## Given exercise:
Give every line back verbatim, dropping all images.

## Records shown:
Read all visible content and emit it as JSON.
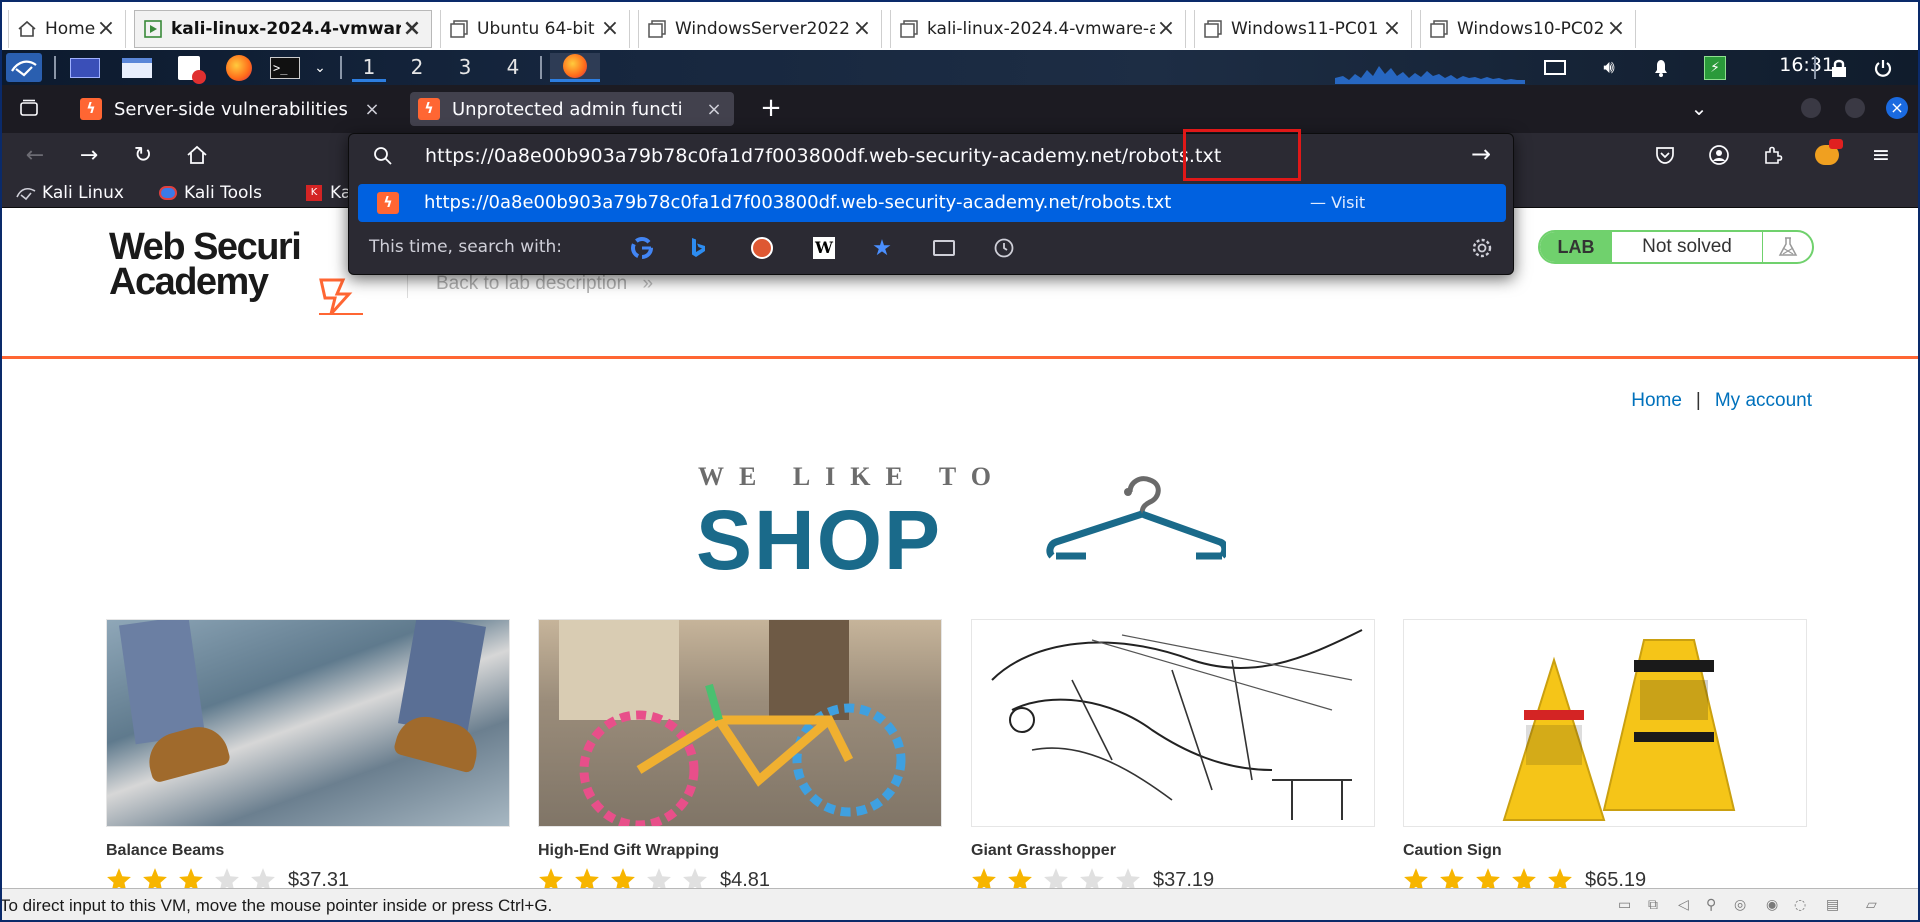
{
  "host_tabs": [
    {
      "label": "Home",
      "icon": "home-icon",
      "active": false
    },
    {
      "label": "kali-linux-2024.4-vmware-...",
      "icon": "vm-icon",
      "active": true
    },
    {
      "label": "Ubuntu 64-bit",
      "icon": "vm-icon",
      "active": false
    },
    {
      "label": "WindowsServer2022",
      "icon": "vm-icon",
      "active": false
    },
    {
      "label": "kali-linux-2024.4-vmware-am...",
      "icon": "vm-icon",
      "active": false
    },
    {
      "label": "Windows11-PC01",
      "icon": "vm-icon",
      "active": false
    },
    {
      "label": "Windows10-PC02",
      "icon": "vm-icon",
      "active": false
    }
  ],
  "kali_panel": {
    "workspaces": [
      "1",
      "2",
      "3",
      "4"
    ],
    "active_workspace": "1",
    "clock": "16:31"
  },
  "firefox": {
    "tabs": [
      {
        "label": "Server-side vulnerabilities",
        "active": false
      },
      {
        "label": "Unprotected admin functi",
        "active": true
      }
    ],
    "new_tab_symbol": "+",
    "url": "https://0a8e00b903a79b78c0fa1d7f003800df.web-security-academy.net/robots.txt",
    "suggestion_url": "https://0a8e00b903a79b78c0fa1d7f003800df.web-security-academy.net/robots.txt",
    "suggestion_action": "— Visit",
    "search_with_label": "This time, search with:",
    "bookmarks": [
      {
        "label": "Kali Linux",
        "icon": "kali-dragon-icon"
      },
      {
        "label": "Kali Tools",
        "icon": "kali-tools-icon"
      },
      {
        "label": "Ka",
        "icon": "kali-docs-icon"
      }
    ]
  },
  "page": {
    "logo_line1": "Web Securi",
    "logo_line2": "Academy",
    "back_link": "Back to lab description",
    "back_link_arrow": "»",
    "lab_label": "LAB",
    "lab_status": "Not solved",
    "nav_home": "Home",
    "nav_sep": "|",
    "nav_account": "My account",
    "banner_small": "WE LIKE TO",
    "banner_big": "SHOP",
    "products": [
      {
        "name": "Balance Beams",
        "price": "$37.31",
        "rating": 3
      },
      {
        "name": "High-End Gift Wrapping",
        "price": "$4.81",
        "rating": 3
      },
      {
        "name": "Giant Grasshopper",
        "price": "$37.19",
        "rating": 2
      },
      {
        "name": "Caution Sign",
        "price": "$65.19",
        "rating": 5
      }
    ]
  },
  "vm_status": {
    "text": "To direct input to this VM, move the mouse pointer inside or press Ctrl+G."
  },
  "colors": {
    "accent_orange": "#ff6633",
    "link_blue": "#0071bc",
    "firefox_highlight": "#0061e0",
    "lab_green": "#70d16d",
    "star_gold": "#f7b500",
    "shop_teal": "#1a6a8a"
  }
}
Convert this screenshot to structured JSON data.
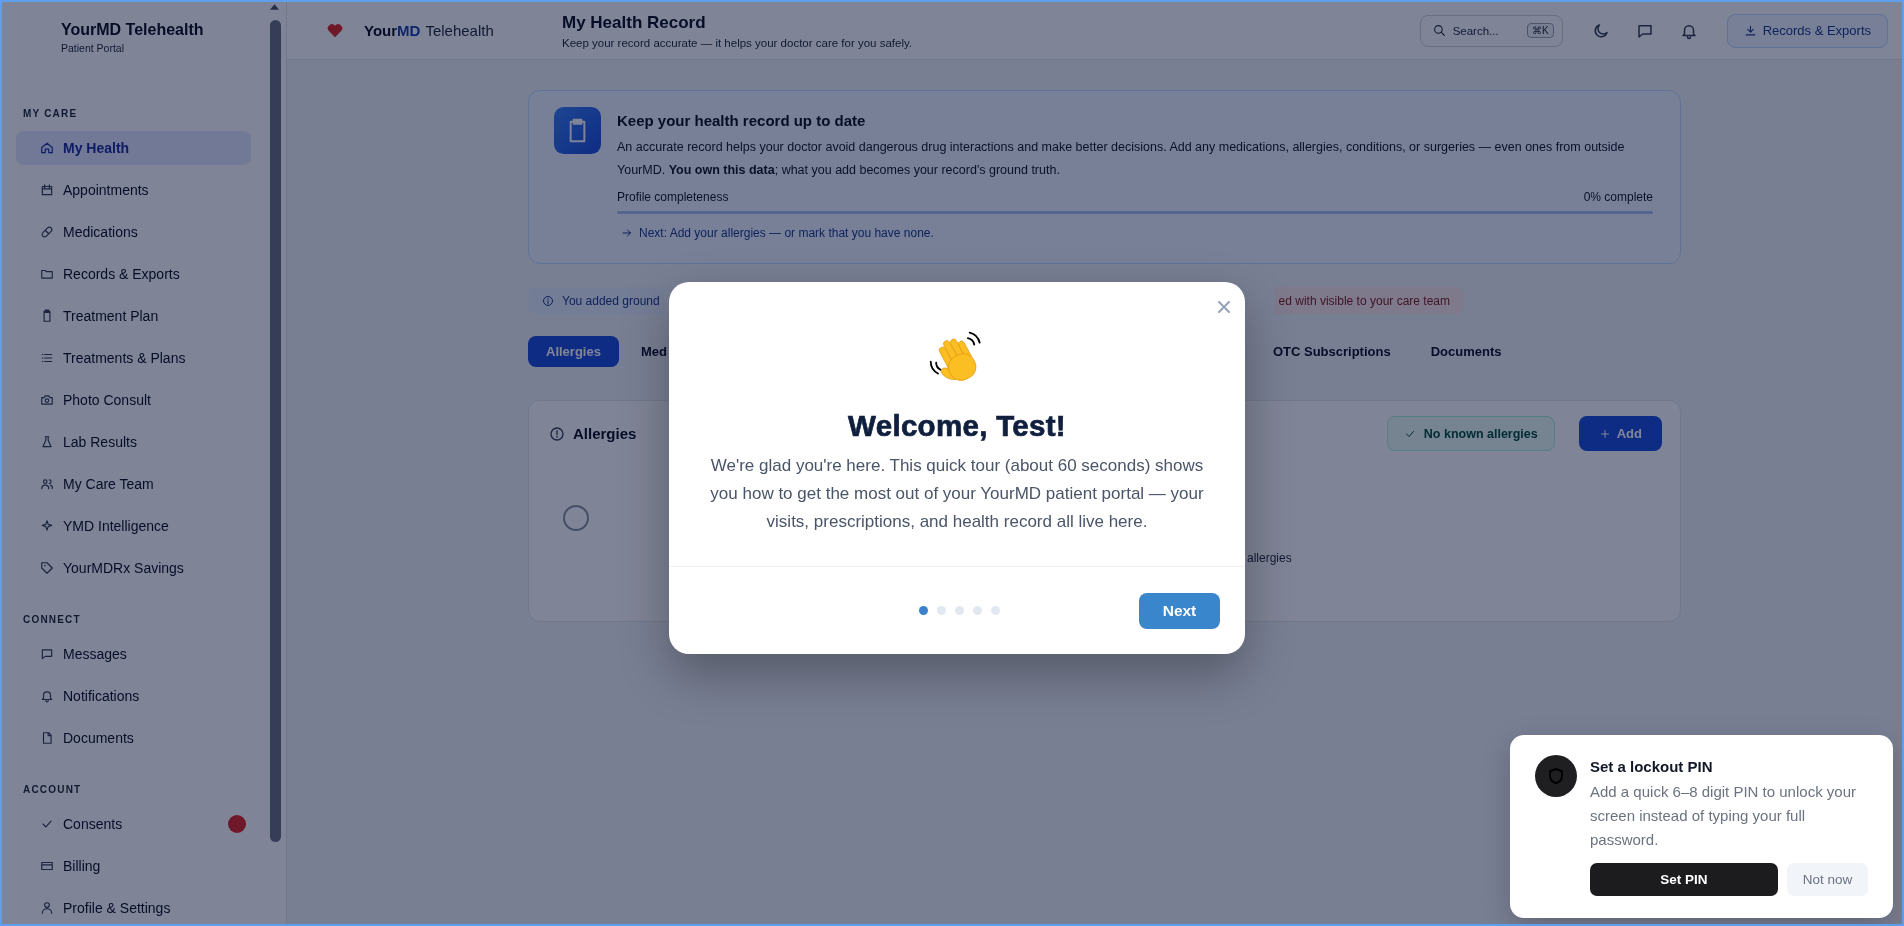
{
  "sidebar": {
    "brand": "YourMD Telehealth",
    "subtitle": "Patient Portal",
    "sections": [
      {
        "heading": "MY CARE",
        "items": [
          {
            "label": "My Health",
            "selected": true,
            "badge": false
          },
          {
            "label": "Appointments",
            "selected": false,
            "badge": false
          },
          {
            "label": "Medications",
            "selected": false,
            "badge": false
          },
          {
            "label": "Records & Exports",
            "selected": false,
            "badge": false
          },
          {
            "label": "Treatment Plan",
            "selected": false,
            "badge": false
          },
          {
            "label": "Treatments & Plans",
            "selected": false,
            "badge": false
          },
          {
            "label": "Photo Consult",
            "selected": false,
            "badge": false
          },
          {
            "label": "Lab Results",
            "selected": false,
            "badge": false
          },
          {
            "label": "My Care Team",
            "selected": false,
            "badge": false
          },
          {
            "label": "YMD Intelligence",
            "selected": false,
            "badge": false
          },
          {
            "label": "YourMDRx Savings",
            "selected": false,
            "badge": false
          }
        ]
      },
      {
        "heading": "CONNECT",
        "items": [
          {
            "label": "Messages",
            "selected": false,
            "badge": false
          },
          {
            "label": "Notifications",
            "selected": false,
            "badge": false
          },
          {
            "label": "Documents",
            "selected": false,
            "badge": false
          }
        ]
      },
      {
        "heading": "ACCOUNT",
        "items": [
          {
            "label": "Consents",
            "selected": false,
            "badge": true
          },
          {
            "label": "Billing",
            "selected": false,
            "badge": false
          },
          {
            "label": "Profile & Settings",
            "selected": false,
            "badge": false
          }
        ]
      }
    ]
  },
  "header": {
    "brand": {
      "name": "Your",
      "accent": "MD",
      "product": "Telehealth"
    },
    "title": "My Health Record",
    "subtitle": "Keep your record accurate — it helps your doctor care for you safely.",
    "search": {
      "placeholder": "Search...",
      "shortcut": "⌘K"
    },
    "action": "Records & Exports"
  },
  "banner": {
    "title": "Keep your health record up to date",
    "body": "An accurate record helps your doctor avoid dangerous drug interactions and make better decisions. Add any medications, allergies, conditions, or surgeries — even ones from outside YourMD. **You own this data**; what you add becomes your record's ground truth.",
    "progress": {
      "label": "Profile completeness",
      "reading": "0% complete",
      "level": 0
    },
    "next_step": "Next: Add your allergies — or mark that you have none."
  },
  "notices": [
    {
      "kind": "info",
      "text": "You added ground"
    },
    {
      "kind": "alert",
      "text": "ed with visible to your care team"
    }
  ],
  "tabs": [
    {
      "label": "Allergies",
      "selected": true
    },
    {
      "label": "Med",
      "selected": false
    },
    {
      "label": "OTC Subscriptions",
      "selected": false
    },
    {
      "label": "Documents",
      "selected": false
    }
  ],
  "allergies": {
    "title": "Allergies",
    "none_button": "No known allergies",
    "add_button": "Add",
    "empty_text": "allergies"
  },
  "modal": {
    "title": "Welcome, Test!",
    "body": "We're glad you're here. This quick tour (about 60 seconds) shows you how to get the most out of your YourMD patient portal — your visits, prescriptions, and health record all live here.",
    "steps": [
      {
        "selected": true
      },
      {
        "selected": false
      },
      {
        "selected": false
      },
      {
        "selected": false
      },
      {
        "selected": false
      }
    ],
    "next_button": "Next"
  },
  "toast": {
    "title": "Set a lockout PIN",
    "body": "Add a quick 6–8 digit PIN to unlock your screen instead of typing your full password.",
    "primary_button": "Set PIN",
    "secondary_button": "Not now"
  }
}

## Output below:
Read all visible content and emit it as JSON.
{
  "host_tabs": [
    {
      "label": "Home",
      "icon": "home-icon",
      "active": false
    },
    {
      "label": "kali-linux-2024.4-vmware-...",
      "icon": "vm-icon",
      "active": true
    },
    {
      "label": "Ubuntu 64-bit",
      "icon": "vm-icon",
      "active": false
    },
    {
      "label": "WindowsServer2022",
      "icon": "vm-icon",
      "active": false
    },
    {
      "label": "kali-linux-2024.4-vmware-am...",
      "icon": "vm-icon",
      "active": false
    },
    {
      "label": "Windows11-PC01",
      "icon": "vm-icon",
      "active": false
    },
    {
      "label": "Windows10-PC02",
      "icon": "vm-icon",
      "active": false
    }
  ],
  "kali_panel": {
    "workspaces": [
      "1",
      "2",
      "3",
      "4"
    ],
    "active_workspace": "1",
    "clock": "16:31"
  },
  "firefox": {
    "tabs": [
      {
        "label": "Server-side vulnerabilities",
        "active": false
      },
      {
        "label": "Unprotected admin functi",
        "active": true
      }
    ],
    "new_tab_symbol": "+",
    "url": "https://0a8e00b903a79b78c0fa1d7f003800df.web-security-academy.net/robots.txt",
    "suggestion_url": "https://0a8e00b903a79b78c0fa1d7f003800df.web-security-academy.net/robots.txt",
    "suggestion_action": "— Visit",
    "search_with_label": "This time, search with:",
    "bookmarks": [
      {
        "label": "Kali Linux",
        "icon": "kali-dragon-icon"
      },
      {
        "label": "Kali Tools",
        "icon": "kali-tools-icon"
      },
      {
        "label": "Ka",
        "icon": "kali-docs-icon"
      }
    ]
  },
  "page": {
    "logo_line1": "Web Securi",
    "logo_line2": "Academy",
    "back_link": "Back to lab description",
    "back_link_arrow": "»",
    "lab_label": "LAB",
    "lab_status": "Not solved",
    "nav_home": "Home",
    "nav_sep": "|",
    "nav_account": "My account",
    "banner_small": "WE LIKE TO",
    "banner_big": "SHOP",
    "products": [
      {
        "name": "Balance Beams",
        "price": "$37.31",
        "rating": 3
      },
      {
        "name": "High-End Gift Wrapping",
        "price": "$4.81",
        "rating": 3
      },
      {
        "name": "Giant Grasshopper",
        "price": "$37.19",
        "rating": 2
      },
      {
        "name": "Caution Sign",
        "price": "$65.19",
        "rating": 5
      }
    ]
  },
  "vm_status": {
    "text": "To direct input to this VM, move the mouse pointer inside or press Ctrl+G."
  },
  "colors": {
    "accent_orange": "#ff6633",
    "link_blue": "#0071bc",
    "firefox_highlight": "#0061e0",
    "lab_green": "#70d16d",
    "star_gold": "#f7b500",
    "shop_teal": "#1a6a8a"
  }
}
Convert this screenshot to structured JSON data.
{
  "sidebar": {
    "brand": "YourMD Telehealth",
    "subtitle": "Patient Portal",
    "sections": [
      {
        "heading": "MY CARE",
        "items": [
          {
            "label": "My Health",
            "selected": true,
            "badge": false
          },
          {
            "label": "Appointments",
            "selected": false,
            "badge": false
          },
          {
            "label": "Medications",
            "selected": false,
            "badge": false
          },
          {
            "label": "Records & Exports",
            "selected": false,
            "badge": false
          },
          {
            "label": "Treatment Plan",
            "selected": false,
            "badge": false
          },
          {
            "label": "Treatments & Plans",
            "selected": false,
            "badge": false
          },
          {
            "label": "Photo Consult",
            "selected": false,
            "badge": false
          },
          {
            "label": "Lab Results",
            "selected": false,
            "badge": false
          },
          {
            "label": "My Care Team",
            "selected": false,
            "badge": false
          },
          {
            "label": "YMD Intelligence",
            "selected": false,
            "badge": false
          },
          {
            "label": "YourMDRx Savings",
            "selected": false,
            "badge": false
          }
        ]
      },
      {
        "heading": "CONNECT",
        "items": [
          {
            "label": "Messages",
            "selected": false,
            "badge": false
          },
          {
            "label": "Notifications",
            "selected": false,
            "badge": false
          },
          {
            "label": "Documents",
            "selected": false,
            "badge": false
          }
        ]
      },
      {
        "heading": "ACCOUNT",
        "items": [
          {
            "label": "Consents",
            "selected": false,
            "badge": true
          },
          {
            "label": "Billing",
            "selected": false,
            "badge": false
          },
          {
            "label": "Profile & Settings",
            "selected": false,
            "badge": false
          }
        ]
      }
    ]
  },
  "header": {
    "brand": {
      "name": "Your",
      "accent": "MD",
      "product": "Telehealth"
    },
    "title": "My Health Record",
    "subtitle": "Keep your record accurate — it helps your doctor care for you safely.",
    "search": {
      "placeholder": "Search...",
      "shortcut": "⌘K"
    },
    "action": "Records & Exports"
  },
  "banner": {
    "title": "Keep your health record up to date",
    "body": "An accurate record helps your doctor avoid dangerous drug interactions and make better decisions. Add any medications, allergies, conditions, or surgeries — even ones from outside YourMD. **You own this data**; what you add becomes your record's ground truth.",
    "progress": {
      "label": "Profile completeness",
      "reading": "0% complete",
      "level": 0
    },
    "next_step": "Next: Add your allergies — or mark that you have none."
  },
  "notices": [
    {
      "kind": "info",
      "text": "You added ground"
    },
    {
      "kind": "alert",
      "text": "ed with visible to your care team"
    }
  ],
  "tabs": [
    {
      "label": "Allergies",
      "selected": true
    },
    {
      "label": "Med",
      "selected": false
    },
    {
      "label": "OTC Subscriptions",
      "selected": false
    },
    {
      "label": "Documents",
      "selected": false
    }
  ],
  "allergies": {
    "title": "Allergies",
    "none_button": "No known allergies",
    "add_button": "Add",
    "empty_text": "allergies"
  },
  "modal": {
    "title": "Welcome, Test!",
    "body": "We're glad you're here. This quick tour (about 60 seconds) shows you how to get the most out of your YourMD patient portal — your visits, prescriptions, and health record all live here.",
    "steps": [
      {
        "selected": true
      },
      {
        "selected": false
      },
      {
        "selected": false
      },
      {
        "selected": false
      },
      {
        "selected": false
      }
    ],
    "next_button": "Next"
  },
  "toast": {
    "title": "Set a lockout PIN",
    "body": "Add a quick 6–8 digit PIN to unlock your screen instead of typing your full password.",
    "primary_button": "Set PIN",
    "secondary_button": "Not now"
  }
}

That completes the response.